◆ Stored records ◆
━━━━━━━━━━━━━━━━

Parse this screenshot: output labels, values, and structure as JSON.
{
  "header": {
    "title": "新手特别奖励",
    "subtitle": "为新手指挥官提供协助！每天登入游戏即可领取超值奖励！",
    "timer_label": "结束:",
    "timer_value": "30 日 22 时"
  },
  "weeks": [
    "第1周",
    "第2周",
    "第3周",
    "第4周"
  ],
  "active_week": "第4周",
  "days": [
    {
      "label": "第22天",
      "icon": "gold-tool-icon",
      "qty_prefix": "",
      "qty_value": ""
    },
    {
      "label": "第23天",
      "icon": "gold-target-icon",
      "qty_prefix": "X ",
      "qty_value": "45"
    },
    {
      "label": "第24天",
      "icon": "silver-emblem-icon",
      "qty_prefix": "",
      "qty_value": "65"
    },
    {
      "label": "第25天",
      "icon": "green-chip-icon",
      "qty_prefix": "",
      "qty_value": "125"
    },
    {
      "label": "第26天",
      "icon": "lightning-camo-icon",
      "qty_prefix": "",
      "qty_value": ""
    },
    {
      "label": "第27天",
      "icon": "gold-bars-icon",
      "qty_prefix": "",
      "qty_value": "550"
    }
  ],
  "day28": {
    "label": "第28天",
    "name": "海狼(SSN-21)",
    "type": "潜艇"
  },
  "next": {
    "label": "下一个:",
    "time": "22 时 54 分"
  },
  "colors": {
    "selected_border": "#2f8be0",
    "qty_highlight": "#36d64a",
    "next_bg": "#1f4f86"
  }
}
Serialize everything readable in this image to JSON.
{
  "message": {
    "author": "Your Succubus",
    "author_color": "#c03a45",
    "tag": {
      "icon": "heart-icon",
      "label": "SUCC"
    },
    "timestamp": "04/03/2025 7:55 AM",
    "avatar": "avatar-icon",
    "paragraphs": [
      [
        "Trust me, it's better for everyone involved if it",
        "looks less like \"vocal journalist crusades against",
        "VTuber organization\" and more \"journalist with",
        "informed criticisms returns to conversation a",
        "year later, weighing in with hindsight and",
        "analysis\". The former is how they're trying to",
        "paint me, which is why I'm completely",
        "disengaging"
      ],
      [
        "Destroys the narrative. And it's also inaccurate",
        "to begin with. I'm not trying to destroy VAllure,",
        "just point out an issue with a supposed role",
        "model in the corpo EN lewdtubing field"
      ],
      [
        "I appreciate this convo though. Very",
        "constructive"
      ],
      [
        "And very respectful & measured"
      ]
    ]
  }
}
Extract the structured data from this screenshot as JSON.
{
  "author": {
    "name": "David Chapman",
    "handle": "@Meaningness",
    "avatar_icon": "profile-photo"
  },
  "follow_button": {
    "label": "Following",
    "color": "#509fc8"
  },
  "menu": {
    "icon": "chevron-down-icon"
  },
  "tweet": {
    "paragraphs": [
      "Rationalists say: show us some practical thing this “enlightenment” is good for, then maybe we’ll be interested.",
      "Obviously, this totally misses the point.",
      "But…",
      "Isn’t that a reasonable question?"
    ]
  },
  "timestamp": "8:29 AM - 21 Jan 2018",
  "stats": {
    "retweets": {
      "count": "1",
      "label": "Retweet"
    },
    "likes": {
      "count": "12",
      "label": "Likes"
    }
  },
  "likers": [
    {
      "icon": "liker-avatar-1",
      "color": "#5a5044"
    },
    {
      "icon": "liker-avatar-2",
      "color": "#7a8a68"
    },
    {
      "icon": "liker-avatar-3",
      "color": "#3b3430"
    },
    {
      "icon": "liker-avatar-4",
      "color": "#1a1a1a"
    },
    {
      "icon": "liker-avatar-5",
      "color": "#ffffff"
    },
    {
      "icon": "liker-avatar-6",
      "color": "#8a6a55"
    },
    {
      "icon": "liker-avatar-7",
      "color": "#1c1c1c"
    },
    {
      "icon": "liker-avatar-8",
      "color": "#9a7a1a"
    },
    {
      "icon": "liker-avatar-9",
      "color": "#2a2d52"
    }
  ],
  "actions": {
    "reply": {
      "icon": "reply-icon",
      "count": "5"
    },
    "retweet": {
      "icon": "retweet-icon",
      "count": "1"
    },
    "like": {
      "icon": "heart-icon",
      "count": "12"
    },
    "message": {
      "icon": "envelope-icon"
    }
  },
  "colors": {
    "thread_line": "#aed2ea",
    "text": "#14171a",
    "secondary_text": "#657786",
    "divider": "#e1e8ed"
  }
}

━━━━━━━━━━━━━━━━

◆ Exercise ◆
Write out every line exactly as it stands.

◆ Finished answer ◆
Parse this screenshot: output labels, values, and structure as JSON.
{
  "header": {
    "title": "新手特别奖励",
    "subtitle": "为新手指挥官提供协助！每天登入游戏即可领取超值奖励！",
    "timer_label": "结束:",
    "timer_value": "30 日 22 时"
  },
  "weeks": [
    "第1周",
    "第2周",
    "第3周",
    "第4周"
  ],
  "active_week": "第4周",
  "days": [
    {
      "label": "第22天",
      "icon": "gold-tool-icon",
      "qty_prefix": "",
      "qty_value": ""
    },
    {
      "label": "第23天",
      "icon": "gold-target-icon",
      "qty_prefix": "X ",
      "qty_value": "45"
    },
    {
      "label": "第24天",
      "icon": "silver-emblem-icon",
      "qty_prefix": "",
      "qty_value": "65"
    },
    {
      "label": "第25天",
      "icon": "green-chip-icon",
      "qty_prefix": "",
      "qty_value": "125"
    },
    {
      "label": "第26天",
      "icon": "lightning-camo-icon",
      "qty_prefix": "",
      "qty_value": ""
    },
    {
      "label": "第27天",
      "icon": "gold-bars-icon",
      "qty_prefix": "",
      "qty_value": "550"
    }
  ],
  "day28": {
    "label": "第28天",
    "name": "海狼(SSN-21)",
    "type": "潜艇"
  },
  "next": {
    "label": "下一个:",
    "time": "22 时 54 分"
  },
  "colors": {
    "selected_border": "#2f8be0",
    "qty_highlight": "#36d64a",
    "next_bg": "#1f4f86"
  }
}
Serialize everything readable in this image to JSON.
{
  "message": {
    "author": "Your Succubus",
    "author_color": "#c03a45",
    "tag": {
      "icon": "heart-icon",
      "label": "SUCC"
    },
    "timestamp": "04/03/2025 7:55 AM",
    "avatar": "avatar-icon",
    "paragraphs": [
      [
        "Trust me, it's better for everyone involved if it",
        "looks less like \"vocal journalist crusades against",
        "VTuber organization\" and more \"journalist with",
        "informed criticisms returns to conversation a",
        "year later, weighing in with hindsight and",
        "analysis\". The former is how they're trying to",
        "paint me, which is why I'm completely",
        "disengaging"
      ],
      [
        "Destroys the narrative. And it's also inaccurate",
        "to begin with. I'm not trying to destroy VAllure,",
        "just point out an issue with a supposed role",
        "model in the corpo EN lewdtubing field"
      ],
      [
        "I appreciate this convo though. Very",
        "constructive"
      ],
      [
        "And very respectful & measured"
      ]
    ]
  }
}
Extract the structured data from this screenshot as JSON.
{
  "author": {
    "name": "David Chapman",
    "handle": "@Meaningness",
    "avatar_icon": "profile-photo"
  },
  "follow_button": {
    "label": "Following",
    "color": "#509fc8"
  },
  "menu": {
    "icon": "chevron-down-icon"
  },
  "tweet": {
    "paragraphs": [
      "Rationalists say: show us some practical thing this “enlightenment” is good for, then maybe we’ll be interested.",
      "Obviously, this totally misses the point.",
      "But…",
      "Isn’t that a reasonable question?"
    ]
  },
  "timestamp": "8:29 AM - 21 Jan 2018",
  "stats": {
    "retweets": {
      "count": "1",
      "label": "Retweet"
    },
    "likes": {
      "count": "12",
      "label": "Likes"
    }
  },
  "likers": [
    {
      "icon": "liker-avatar-1",
      "color": "#5a5044"
    },
    {
      "icon": "liker-avatar-2",
      "color": "#7a8a68"
    },
    {
      "icon": "liker-avatar-3",
      "color": "#3b3430"
    },
    {
      "icon": "liker-avatar-4",
      "color": "#1a1a1a"
    },
    {
      "icon": "liker-avatar-5",
      "color": "#ffffff"
    },
    {
      "icon": "liker-avatar-6",
      "color": "#8a6a55"
    },
    {
      "icon": "liker-avatar-7",
      "color": "#1c1c1c"
    },
    {
      "icon": "liker-avatar-8",
      "color": "#9a7a1a"
    },
    {
      "icon": "liker-avatar-9",
      "color": "#2a2d52"
    }
  ],
  "actions": {
    "reply": {
      "icon": "reply-icon",
      "count": "5"
    },
    "retweet": {
      "icon": "retweet-icon",
      "count": "1"
    },
    "like": {
      "icon": "heart-icon",
      "count": "12"
    },
    "message": {
      "icon": "envelope-icon"
    }
  },
  "colors": {
    "thread_line": "#aed2ea",
    "text": "#14171a",
    "secondary_text": "#657786",
    "divider": "#e1e8ed"
  }
}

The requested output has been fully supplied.